The exercise -> Every entry that follows needs to be repeated exactly.

Data entries:
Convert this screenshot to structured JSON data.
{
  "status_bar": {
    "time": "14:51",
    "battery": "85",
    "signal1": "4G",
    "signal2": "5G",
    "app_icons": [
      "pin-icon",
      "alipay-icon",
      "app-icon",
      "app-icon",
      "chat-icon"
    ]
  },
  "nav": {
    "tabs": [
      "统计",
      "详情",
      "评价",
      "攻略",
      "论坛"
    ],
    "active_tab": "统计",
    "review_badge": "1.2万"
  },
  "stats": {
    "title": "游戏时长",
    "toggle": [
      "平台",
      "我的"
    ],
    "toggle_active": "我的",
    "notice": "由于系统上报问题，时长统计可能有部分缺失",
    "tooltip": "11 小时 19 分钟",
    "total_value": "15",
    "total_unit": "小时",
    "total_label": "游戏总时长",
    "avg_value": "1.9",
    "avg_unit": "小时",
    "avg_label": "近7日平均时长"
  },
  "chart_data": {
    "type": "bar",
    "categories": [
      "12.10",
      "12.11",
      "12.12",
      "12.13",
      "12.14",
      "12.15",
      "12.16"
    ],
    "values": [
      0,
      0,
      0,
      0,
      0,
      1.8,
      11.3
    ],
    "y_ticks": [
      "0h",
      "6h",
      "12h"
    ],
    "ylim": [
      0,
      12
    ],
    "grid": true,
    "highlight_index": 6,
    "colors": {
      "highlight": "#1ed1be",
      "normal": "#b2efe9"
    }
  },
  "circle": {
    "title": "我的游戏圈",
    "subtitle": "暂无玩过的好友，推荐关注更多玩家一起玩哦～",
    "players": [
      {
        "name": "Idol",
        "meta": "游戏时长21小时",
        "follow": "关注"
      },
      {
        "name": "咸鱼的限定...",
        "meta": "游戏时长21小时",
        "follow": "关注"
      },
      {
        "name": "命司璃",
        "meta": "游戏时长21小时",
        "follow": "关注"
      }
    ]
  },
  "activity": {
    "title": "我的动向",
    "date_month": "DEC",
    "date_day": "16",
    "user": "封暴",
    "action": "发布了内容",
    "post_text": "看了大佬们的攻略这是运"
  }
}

Exercise solution ->
Convert this screenshot to structured JSON data.
{
  "status_bar": {
    "time": "14:51",
    "battery": "85",
    "signal1": "4G",
    "signal2": "5G",
    "app_icons": [
      "pin-icon",
      "alipay-icon",
      "app-icon",
      "app-icon",
      "chat-icon"
    ]
  },
  "nav": {
    "tabs": [
      "统计",
      "详情",
      "评价",
      "攻略",
      "论坛"
    ],
    "active_tab": "统计",
    "review_badge": "1.2万"
  },
  "stats": {
    "title": "游戏时长",
    "toggle": [
      "平台",
      "我的"
    ],
    "toggle_active": "我的",
    "notice": "由于系统上报问题，时长统计可能有部分缺失",
    "tooltip": "11 小时 19 分钟",
    "total_value": "15",
    "total_unit": "小时",
    "total_label": "游戏总时长",
    "avg_value": "1.9",
    "avg_unit": "小时",
    "avg_label": "近7日平均时长"
  },
  "chart_data": {
    "type": "bar",
    "categories": [
      "12.10",
      "12.11",
      "12.12",
      "12.13",
      "12.14",
      "12.15",
      "12.16"
    ],
    "values": [
      0,
      0,
      0,
      0,
      0,
      1.8,
      11.3
    ],
    "y_ticks": [
      "0h",
      "6h",
      "12h"
    ],
    "ylim": [
      0,
      12
    ],
    "grid": true,
    "highlight_index": 6,
    "colors": {
      "highlight": "#1ed1be",
      "normal": "#b2efe9"
    }
  },
  "circle": {
    "title": "我的游戏圈",
    "subtitle": "暂无玩过的好友，推荐关注更多玩家一起玩哦～",
    "players": [
      {
        "name": "Idol",
        "meta": "游戏时长21小时",
        "follow": "关注"
      },
      {
        "name": "咸鱼的限定...",
        "meta": "游戏时长21小时",
        "follow": "关注"
      },
      {
        "name": "命司璃",
        "meta": "游戏时长21小时",
        "follow": "关注"
      }
    ]
  },
  "activity": {
    "title": "我的动向",
    "date_month": "DEC",
    "date_day": "16",
    "user": "封暴",
    "action": "发布了内容",
    "post_text": "看了大佬们的攻略这是运"
  }
}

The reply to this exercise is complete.